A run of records

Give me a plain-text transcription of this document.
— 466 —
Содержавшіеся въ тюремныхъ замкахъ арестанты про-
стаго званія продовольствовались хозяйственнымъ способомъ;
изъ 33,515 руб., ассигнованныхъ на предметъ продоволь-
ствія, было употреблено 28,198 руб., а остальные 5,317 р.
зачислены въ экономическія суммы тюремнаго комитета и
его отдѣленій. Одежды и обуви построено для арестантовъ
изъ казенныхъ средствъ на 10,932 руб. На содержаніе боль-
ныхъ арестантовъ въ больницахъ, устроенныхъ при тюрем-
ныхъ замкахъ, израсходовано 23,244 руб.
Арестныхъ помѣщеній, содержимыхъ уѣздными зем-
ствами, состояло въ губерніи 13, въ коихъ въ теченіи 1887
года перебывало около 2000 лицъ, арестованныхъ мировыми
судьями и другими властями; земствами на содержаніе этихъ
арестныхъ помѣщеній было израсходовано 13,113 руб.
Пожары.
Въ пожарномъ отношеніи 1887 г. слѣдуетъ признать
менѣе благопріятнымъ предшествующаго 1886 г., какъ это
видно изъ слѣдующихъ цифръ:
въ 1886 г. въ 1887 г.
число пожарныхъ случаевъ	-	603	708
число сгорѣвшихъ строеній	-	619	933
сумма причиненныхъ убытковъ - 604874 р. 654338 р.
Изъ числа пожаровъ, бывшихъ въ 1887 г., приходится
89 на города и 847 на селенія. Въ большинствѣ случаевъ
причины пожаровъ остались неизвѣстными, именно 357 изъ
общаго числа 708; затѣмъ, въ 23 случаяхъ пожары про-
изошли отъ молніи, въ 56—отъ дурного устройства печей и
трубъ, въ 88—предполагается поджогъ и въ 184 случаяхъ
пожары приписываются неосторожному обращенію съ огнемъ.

AIM OF THE TASK: Identify the lines that contain the string "число", and copy every one of them.

PROBLEM SOLUTION:
число пожарныхъ случаевъ	-	603	708
число сгорѣвшихъ строеній	-	619	933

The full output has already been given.